Task directions =
Each line of the material below that holds the word "실무수습" needs to be copied.

[Stored records]
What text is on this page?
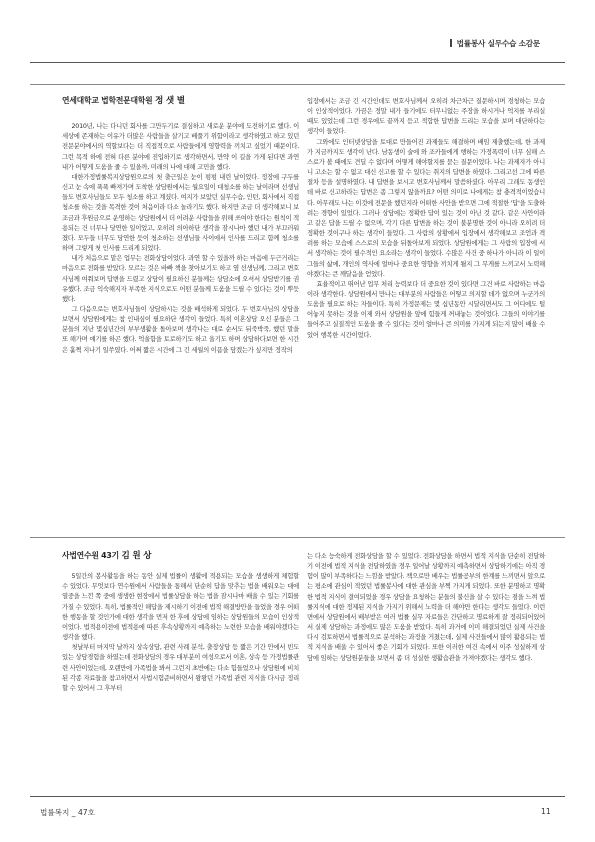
법률봉사 실무수습 소감문
연세대학교 법학전문대학원 정 샛 별

2010년, 나는 다니던 회사를 그만두기로 결심하고 새로운 분야에 도전하기로 했다. 이 세상에 존재하는 이유가 더많은 사람들을 살기고 베풀기 위함이라고 생각하였고 하고 있던 전문분야에서의 역할보다는 더 직접적으로 사람들에게 영향력을 끼치고 싶었기 때문이다. 그런 목적 하에 전혀 다른 분야에 진입하기로 생각하면서, 만약 이 길을 가게 된다면 과연 내가 어떻게 도움을 줄 수 있을까, 미래의 나에 대해 고민을 했다.

대한가정법률복지상담원으로의 첫 출근일은 눈이 펑펑 내린 날이었다. 정장에 구두를 신고 눈 속에 푹푹 빠져가며 도착한 상담원에서는 월요일이 대청소를 하는 날이라며 선생님들도 변호사님들도 모두 청소를 하고 계셨다. 여지가 보았던 실무수습, 인턴, 회사에서 직접 청소를 하는 것을 목격한 것이 처음이라 다소 놀라기도 했다. 하지만 조금 더 생각해보니 보조금과 후원금으로 운영하는 상담원에서 더 어려운 사람들을 위해 쓰여야 한다는 원칙이 적용되는 건 너무나 당연한 일이었고, 오히려 의아하단 생각을 잠시나마 했던 내가 부끄러워졌다. 모두들 너무도 당연한 듯이 청소하는 선생님들 사이에서 인사를 드리고 함께 청소를 하며 그렇게 첫 인사를 드리게 되었다.

내가 처음으로 맡은 업무는 전화상담이었다. 과연 할 수 있을까 하는 마음에 두근거리는 마음으로 전화를 받았다. 모르는 것은 바빠 책을 찾아보기도 하고 옆 선생님께, 그리고 변호사님께 여쭤보며 답변을 드렸고 상담이 필요하신 분들께는 상담소에 오셔서 상담받기를 권유했다. 조금 익숙해지자 부족한 지식으로도 어떤 분들께 도움을 드릴 수 있다는 것이 뿌듯했다.

그 다음으로는 변호사님들이 상담하시는 것을 배석하게 되었다. 두 번호사님의 상담을 보면서 상담원에게는 참 인내심이 필요하단 생각이 들었다. 특히 이혼상담 오신 분들은 그분들의 지난 몇십년간의 부부생활을 돌아보며 생각나는 대로 순서도 뒤죽박죽, 했던 말을 또 해가며 얘기를 하곤 했다. 억울함을 토로하기도 하고 울기도 하며 상담하다보면 한 시간은 훌쩍 지나기 일쑤였다. 어쩌 짧은 시간에 그 긴 세월의 이픔을 담겠는가 싶지만 정작의

입장에서는 조금 긴 시간인데도 변호사님께서 오히려 차근차근 질문하시며 경청하는 모습이 인상적이었다. 가끔은 정말 내가 들기에도 터무니없는 주장을 하시거나 억지를 부리실 때도 있었는데 그런 경우에도 끝까지 듣고 적합한 답변을 드리는 모습을 보며 대단하다는 생각이 들었다.

그와에도 인터넷상담을 토대로 만들어진 과제들도 해결하며 배임 제출했는데, 한 과제가 지금까지도 생각이 난다. 남동생이 술에 와 조카들에게 행하는 가정폭력이 너무 심해 스스로가 볼 때에도 견딜 수 없다며 어떻게 해야할지를 묻는 질문이었다. 나는 과제자가 아니니 고소는 할 수 없고 대신 신고를 할 수 있다는 취지의 답변을 하였다. 그리고선 그에 따른 절차 등을 설명하였다. 내 답변을 보시고 변호사님께서 말씀하셨다. 아무리 그래도 동생인데 바로 신고하라는 답변은 좀 그렇지 않을까요? 어떤 의미로 나에게는 참 충격적이었습니다. 아무래도 나는 이것에 전문을 했던지라 어떠한 사안을 받으면 그에 적절한 '답'을 도출하려는 경향이 있었다. 그러나 상담에는 정확한 답이 있는 것이 아닌 것 같다. 같은 사안이라고 같은 답을 드릴 수 없으며, 각기 다른 답변을 하는 것이 불분명한 것이 아니라 오히려 더 정확한 것이구나 하는 생각이 들었다. 그 사람의 상황에서 입장에서 생각해보고 조언과 격려를 하는 모습에 스스로의 모습을 뒤돌아보게 되었다. 상담원에게는 그 사람의 입장에 서서 생각하는 것이 필수적인 요소라는 생각이 들었다. 수많은 사건 중 하나가 아니라 이 일이 그들의 삶에, 개인의 역사에 얼마나 중요한 영향을 끼치게 될지 그 무게를 느끼고서 노력해야겠다는 큰 깨달음을 얻었다.

효율적이고 뛰어난 업무 처리 능력보다 더 중요한 것이 있다면 그건 바로 사람하는 마음이라 생각한다. 상담원에서 만나는 대부분의 사람들은 어떻고 의지할 데가 없으며 누군가의 도움을 필요로 하는 자들이다. 특히 가정문제는 몇 십년동안 시달리면서도 그 어디에도 털어놓지 못하는 것을 이제 와서 상담원을 앞에 힘들게 꺼내놓는 것이었다. 그들의 이야기를 들어주고 실질적인 도움을 줄 수 있다는 것이 얼마나 큰 의미를 가지게 되는지 많이 배울 수 있어 행복한 시간이었다.

사법연수원 43기 김 원 상

5일간의 봉사활동을 하는 동안 실제 법률이 생활에 적용되는 모습을 생생하게 체험할 수 있었다. 무엇보다 연수원에서 사람들을 통해서 단순히 답을 맞추는 법을 배워오는 대에 열중을 느낀 쪽 중에 생생한 현장에서 법률상담을 하는 법을 잠시나마 배울 수 있는 기회를 가질 수 있었다. 특히, 법률적인 해답을 제시하기 이전에 법적 해결방안을 들었을 경우 어떠한 행동을 할 것인가에 대한 생각을 먼저 한 후에 상담에 임하는 상담원들의 모습이 인상적이었다. 법적용이전에 법적용에 따른 후속상황까지 예측하는 노련한 모습을 배워야겠다는 생각을 했다.

첫날부터 마지막 날까지 상속상담, 관련 사례 분석, 출장상담 등 짧은 기간 안에서 빈도있는 상담경험을 하였는데 전화상담의 경우 대부분이 여성으로서 이혼, 상속 등 가정법률관련 사안이었는데, 오랜만에 가족법을 봐서 그런지 초반에는 다소 힘들었으나 상담원에 비치된 각종 자료들을 참고하면서 사법시험준비하면서 왕왕던 가족법 관련 지식을 다시금 정리할 수 있어서 그 후부터

는 다소 능숙하게 전화상담을 할 수 있었다. 전화상담을 하면서 법적 지식을 단순히 전달하기 이전에 법적 지식을 전달하였을 경우 일어날 상황까지 예측하면서 상담하기에는 아직 경험이 많이 부족하다는 느낌을 받았다. 책으로만 배우는 법률공부의 한계를 느끼면서 앞으로는 평소에 관심이 적었던 법률봉사에 대한 관심을 부쩍 가지게 되었다. 또한 분명하고 명확한 법적 지식이 결여되었을 경우 상담을 요청하는 분들의 불신을 살 수 있다는 점을 느껴 법률지식에 대한 정제된 지식을 가지기 위해서 노력을 더 해야만 한다는 생각도 들었다. 이런 면에서 상담원에서 배부받은 여러 법률 실무 자료들은 간단하고 명료하게 잘 정리되어있어서 실제 상담하는 과정에도 많은 도움을 받았다. 특히 과거에 이미 해결되었던 실제 사건을 다시 검토하면서 법률적으로 분석하는 과정을 거쳤는데, 실제 사건들에서 많이 활용되는 법적 지식을 배울 수 있어서 좋은 기회가 되었다. 또한 이러한 여건 속에서 이주 성실하게 상담에 임하는 상담원분들을 보면서 좀 더 성실한 생활습관을 가져야겠다는 생각도 했다.

법률복지 _ 47호	11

Exercise output =
법률봉사 실무수습 소감문
대한가정법률복지상담원으로의 첫 출근일은 눈이 펑펑 내린 날이었다. 정장에 구두를 신고 눈 속에 푹푹 빠져가며 도착한 상담원에서는 월요일이 대청소를 하는 날이라며 선생님들도 변호사님들도 모두 청소를 하고 계셨다. 여지가 보았던 실무수습, 인턴, 회사에서 직접 청소를 하는 것을 목격한 것이 처음이라 다소 놀라기도 했다. 하지만 조금 더 생각해보니 보조금과 후원금으로 운영하는 상담원에서 더 어려운 사람들을 위해 쓰여야 한다는 원칙이 적용되는 건 너무나 당연한 일이었고, 오히려 의아하단 생각을 잠시나마 했던 내가 부끄러워졌다. 모두들 너무도 당연한 듯이 청소하는 선생님들 사이에서 인사를 드리고 함께 청소를 하며 그렇게 첫 인사를 드리게 되었다.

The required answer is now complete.